§ **Task to complete**:
Print each line exactly as it is given.
═════ Provided entries ═════
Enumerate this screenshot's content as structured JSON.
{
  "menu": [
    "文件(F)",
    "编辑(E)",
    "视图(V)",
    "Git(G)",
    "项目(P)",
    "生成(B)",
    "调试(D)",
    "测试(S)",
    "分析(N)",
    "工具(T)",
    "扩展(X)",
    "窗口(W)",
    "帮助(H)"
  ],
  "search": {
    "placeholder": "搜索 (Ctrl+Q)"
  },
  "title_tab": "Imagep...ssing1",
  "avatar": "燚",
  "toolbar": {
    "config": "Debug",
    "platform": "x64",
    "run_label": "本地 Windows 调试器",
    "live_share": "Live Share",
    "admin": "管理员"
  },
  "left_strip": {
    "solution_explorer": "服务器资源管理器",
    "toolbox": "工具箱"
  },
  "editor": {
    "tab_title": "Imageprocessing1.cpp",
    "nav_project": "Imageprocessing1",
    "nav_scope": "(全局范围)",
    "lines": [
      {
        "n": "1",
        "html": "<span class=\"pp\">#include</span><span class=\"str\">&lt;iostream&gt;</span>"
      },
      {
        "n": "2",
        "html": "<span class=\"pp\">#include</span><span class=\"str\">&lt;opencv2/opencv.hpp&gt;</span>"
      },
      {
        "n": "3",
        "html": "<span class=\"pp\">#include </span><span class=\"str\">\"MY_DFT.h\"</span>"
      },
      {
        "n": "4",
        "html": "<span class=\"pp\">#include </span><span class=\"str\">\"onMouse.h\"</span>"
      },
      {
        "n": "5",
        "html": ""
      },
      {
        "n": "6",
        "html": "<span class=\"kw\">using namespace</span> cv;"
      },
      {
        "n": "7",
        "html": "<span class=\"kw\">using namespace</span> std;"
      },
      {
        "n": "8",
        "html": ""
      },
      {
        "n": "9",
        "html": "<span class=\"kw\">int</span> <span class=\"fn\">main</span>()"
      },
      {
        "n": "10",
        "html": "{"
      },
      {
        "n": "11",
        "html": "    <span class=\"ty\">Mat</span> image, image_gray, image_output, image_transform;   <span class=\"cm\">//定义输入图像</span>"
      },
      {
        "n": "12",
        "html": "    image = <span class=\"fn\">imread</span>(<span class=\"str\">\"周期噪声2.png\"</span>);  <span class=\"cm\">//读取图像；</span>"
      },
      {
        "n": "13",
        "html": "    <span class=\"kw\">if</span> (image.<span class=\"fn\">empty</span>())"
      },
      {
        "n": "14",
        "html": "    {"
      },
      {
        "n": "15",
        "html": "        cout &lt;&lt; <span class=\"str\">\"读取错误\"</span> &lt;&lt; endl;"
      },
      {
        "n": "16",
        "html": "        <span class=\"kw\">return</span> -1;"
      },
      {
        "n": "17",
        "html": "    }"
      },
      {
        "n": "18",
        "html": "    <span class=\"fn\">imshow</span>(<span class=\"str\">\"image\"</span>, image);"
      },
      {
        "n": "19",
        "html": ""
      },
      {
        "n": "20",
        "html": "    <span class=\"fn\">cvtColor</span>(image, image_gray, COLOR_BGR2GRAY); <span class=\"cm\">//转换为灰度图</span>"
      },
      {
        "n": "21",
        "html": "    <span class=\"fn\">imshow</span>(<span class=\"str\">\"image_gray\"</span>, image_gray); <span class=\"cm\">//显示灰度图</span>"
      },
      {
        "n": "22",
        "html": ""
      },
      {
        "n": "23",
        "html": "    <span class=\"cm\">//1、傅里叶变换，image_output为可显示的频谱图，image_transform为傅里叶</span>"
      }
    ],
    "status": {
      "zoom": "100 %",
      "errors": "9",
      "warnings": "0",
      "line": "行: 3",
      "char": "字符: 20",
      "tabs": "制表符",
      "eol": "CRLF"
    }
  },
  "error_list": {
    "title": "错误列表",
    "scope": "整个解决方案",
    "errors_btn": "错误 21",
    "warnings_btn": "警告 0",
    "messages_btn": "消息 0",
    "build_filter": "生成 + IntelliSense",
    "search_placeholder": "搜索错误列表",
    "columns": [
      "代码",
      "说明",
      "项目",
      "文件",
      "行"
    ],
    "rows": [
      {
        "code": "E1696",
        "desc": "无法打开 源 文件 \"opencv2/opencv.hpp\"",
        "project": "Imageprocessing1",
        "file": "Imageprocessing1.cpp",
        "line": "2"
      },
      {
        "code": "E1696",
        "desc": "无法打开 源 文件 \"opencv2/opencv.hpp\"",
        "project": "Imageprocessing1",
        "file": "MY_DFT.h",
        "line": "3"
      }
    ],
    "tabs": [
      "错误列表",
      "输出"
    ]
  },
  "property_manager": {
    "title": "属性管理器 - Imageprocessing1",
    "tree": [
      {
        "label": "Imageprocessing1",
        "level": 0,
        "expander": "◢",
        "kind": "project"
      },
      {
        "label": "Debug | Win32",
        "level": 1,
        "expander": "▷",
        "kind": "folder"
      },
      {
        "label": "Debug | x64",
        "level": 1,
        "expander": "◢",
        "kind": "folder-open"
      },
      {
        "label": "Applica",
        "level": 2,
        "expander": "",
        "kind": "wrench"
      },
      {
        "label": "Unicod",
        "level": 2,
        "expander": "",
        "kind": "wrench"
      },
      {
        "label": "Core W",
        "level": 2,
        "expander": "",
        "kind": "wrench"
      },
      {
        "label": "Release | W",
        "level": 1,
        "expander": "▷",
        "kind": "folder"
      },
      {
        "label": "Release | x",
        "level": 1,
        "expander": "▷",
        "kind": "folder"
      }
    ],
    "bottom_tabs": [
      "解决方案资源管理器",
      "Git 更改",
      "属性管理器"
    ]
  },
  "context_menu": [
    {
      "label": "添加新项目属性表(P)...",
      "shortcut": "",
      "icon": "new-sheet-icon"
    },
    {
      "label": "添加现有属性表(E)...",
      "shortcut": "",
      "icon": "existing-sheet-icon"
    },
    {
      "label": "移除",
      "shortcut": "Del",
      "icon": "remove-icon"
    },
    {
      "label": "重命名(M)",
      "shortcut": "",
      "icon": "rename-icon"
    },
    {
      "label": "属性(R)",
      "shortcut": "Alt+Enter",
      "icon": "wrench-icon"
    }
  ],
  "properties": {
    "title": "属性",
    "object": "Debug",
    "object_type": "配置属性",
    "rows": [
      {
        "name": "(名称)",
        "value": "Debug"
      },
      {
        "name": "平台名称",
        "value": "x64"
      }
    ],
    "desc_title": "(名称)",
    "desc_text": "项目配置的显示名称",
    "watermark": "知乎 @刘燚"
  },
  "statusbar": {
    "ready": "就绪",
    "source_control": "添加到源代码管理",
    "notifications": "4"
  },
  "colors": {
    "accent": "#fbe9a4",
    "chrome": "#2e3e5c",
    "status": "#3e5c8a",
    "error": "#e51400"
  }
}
═════
§ **Reply**:
Enumerate this screenshot's content as structured JSON.
{
  "menu": [
    "文件(F)",
    "编辑(E)",
    "视图(V)",
    "Git(G)",
    "项目(P)",
    "生成(B)",
    "调试(D)",
    "测试(S)",
    "分析(N)",
    "工具(T)",
    "扩展(X)",
    "窗口(W)",
    "帮助(H)"
  ],
  "search": {
    "placeholder": "搜索 (Ctrl+Q)"
  },
  "title_tab": "Imagep...ssing1",
  "avatar": "燚",
  "toolbar": {
    "config": "Debug",
    "platform": "x64",
    "run_label": "本地 Windows 调试器",
    "live_share": "Live Share",
    "admin": "管理员"
  },
  "left_strip": {
    "solution_explorer": "服务器资源管理器",
    "toolbox": "工具箱"
  },
  "editor": {
    "tab_title": "Imageprocessing1.cpp",
    "nav_project": "Imageprocessing1",
    "nav_scope": "(全局范围)",
    "lines": [
      {
        "n": "1",
        "html": "<span class=\"pp\">#include</span><span class=\"str\">&lt;iostream&gt;</span>"
      },
      {
        "n": "2",
        "html": "<span class=\"pp\">#include</span><span class=\"str\">&lt;opencv2/opencv.hpp&gt;</span>"
      },
      {
        "n": "3",
        "html": "<span class=\"pp\">#include </span><span class=\"str\">\"MY_DFT.h\"</span>"
      },
      {
        "n": "4",
        "html": "<span class=\"pp\">#include </span><span class=\"str\">\"onMouse.h\"</span>"
      },
      {
        "n": "5",
        "html": ""
      },
      {
        "n": "6",
        "html": "<span class=\"kw\">using namespace</span> cv;"
      },
      {
        "n": "7",
        "html": "<span class=\"kw\">using namespace</span> std;"
      },
      {
        "n": "8",
        "html": ""
      },
      {
        "n": "9",
        "html": "<span class=\"kw\">int</span> <span class=\"fn\">main</span>()"
      },
      {
        "n": "10",
        "html": "{"
      },
      {
        "n": "11",
        "html": "    <span class=\"ty\">Mat</span> image, image_gray, image_output, image_transform;   <span class=\"cm\">//定义输入图像</span>"
      },
      {
        "n": "12",
        "html": "    image = <span class=\"fn\">imread</span>(<span class=\"str\">\"周期噪声2.png\"</span>);  <span class=\"cm\">//读取图像；</span>"
      },
      {
        "n": "13",
        "html": "    <span class=\"kw\">if</span> (image.<span class=\"fn\">empty</span>())"
      },
      {
        "n": "14",
        "html": "    {"
      },
      {
        "n": "15",
        "html": "        cout &lt;&lt; <span class=\"str\">\"读取错误\"</span> &lt;&lt; endl;"
      },
      {
        "n": "16",
        "html": "        <span class=\"kw\">return</span> -1;"
      },
      {
        "n": "17",
        "html": "    }"
      },
      {
        "n": "18",
        "html": "    <span class=\"fn\">imshow</span>(<span class=\"str\">\"image\"</span>, image);"
      },
      {
        "n": "19",
        "html": ""
      },
      {
        "n": "20",
        "html": "    <span class=\"fn\">cvtColor</span>(image, image_gray, COLOR_BGR2GRAY); <span class=\"cm\">//转换为灰度图</span>"
      },
      {
        "n": "21",
        "html": "    <span class=\"fn\">imshow</span>(<span class=\"str\">\"image_gray\"</span>, image_gray); <span class=\"cm\">//显示灰度图</span>"
      },
      {
        "n": "22",
        "html": ""
      },
      {
        "n": "23",
        "html": "    <span class=\"cm\">//1、傅里叶变换，image_output为可显示的频谱图，image_transform为傅里叶</span>"
      }
    ],
    "status": {
      "zoom": "100 %",
      "errors": "9",
      "warnings": "0",
      "line": "行: 3",
      "char": "字符: 20",
      "tabs": "制表符",
      "eol": "CRLF"
    }
  },
  "error_list": {
    "title": "错误列表",
    "scope": "整个解决方案",
    "errors_btn": "错误 21",
    "warnings_btn": "警告 0",
    "messages_btn": "消息 0",
    "build_filter": "生成 + IntelliSense",
    "search_placeholder": "搜索错误列表",
    "columns": [
      "代码",
      "说明",
      "项目",
      "文件",
      "行"
    ],
    "rows": [
      {
        "code": "E1696",
        "desc": "无法打开 源 文件 \"opencv2/opencv.hpp\"",
        "project": "Imageprocessing1",
        "file": "Imageprocessing1.cpp",
        "line": "2"
      },
      {
        "code": "E1696",
        "desc": "无法打开 源 文件 \"opencv2/opencv.hpp\"",
        "project": "Imageprocessing1",
        "file": "MY_DFT.h",
        "line": "3"
      }
    ],
    "tabs": [
      "错误列表",
      "输出"
    ]
  },
  "property_manager": {
    "title": "属性管理器 - Imageprocessing1",
    "tree": [
      {
        "label": "Imageprocessing1",
        "level": 0,
        "expander": "◢",
        "kind": "project"
      },
      {
        "label": "Debug | Win32",
        "level": 1,
        "expander": "▷",
        "kind": "folder"
      },
      {
        "label": "Debug | x64",
        "level": 1,
        "expander": "◢",
        "kind": "folder-open"
      },
      {
        "label": "Applica",
        "level": 2,
        "expander": "",
        "kind": "wrench"
      },
      {
        "label": "Unicod",
        "level": 2,
        "expander": "",
        "kind": "wrench"
      },
      {
        "label": "Core W",
        "level": 2,
        "expander": "",
        "kind": "wrench"
      },
      {
        "label": "Release | W",
        "level": 1,
        "expander": "▷",
        "kind": "folder"
      },
      {
        "label": "Release | x",
        "level": 1,
        "expander": "▷",
        "kind": "folder"
      }
    ],
    "bottom_tabs": [
      "解决方案资源管理器",
      "Git 更改",
      "属性管理器"
    ]
  },
  "context_menu": [
    {
      "label": "添加新项目属性表(P)...",
      "shortcut": "",
      "icon": "new-sheet-icon"
    },
    {
      "label": "添加现有属性表(E)...",
      "shortcut": "",
      "icon": "existing-sheet-icon"
    },
    {
      "label": "移除",
      "shortcut": "Del",
      "icon": "remove-icon"
    },
    {
      "label": "重命名(M)",
      "shortcut": "",
      "icon": "rename-icon"
    },
    {
      "label": "属性(R)",
      "shortcut": "Alt+Enter",
      "icon": "wrench-icon"
    }
  ],
  "properties": {
    "title": "属性",
    "object": "Debug",
    "object_type": "配置属性",
    "rows": [
      {
        "name": "(名称)",
        "value": "Debug"
      },
      {
        "name": "平台名称",
        "value": "x64"
      }
    ],
    "desc_title": "(名称)",
    "desc_text": "项目配置的显示名称",
    "watermark": "知乎 @刘燚"
  },
  "statusbar": {
    "ready": "就绪",
    "source_control": "添加到源代码管理",
    "notifications": "4"
  },
  "colors": {
    "accent": "#fbe9a4",
    "chrome": "#2e3e5c",
    "status": "#3e5c8a",
    "error": "#e51400"
  }
}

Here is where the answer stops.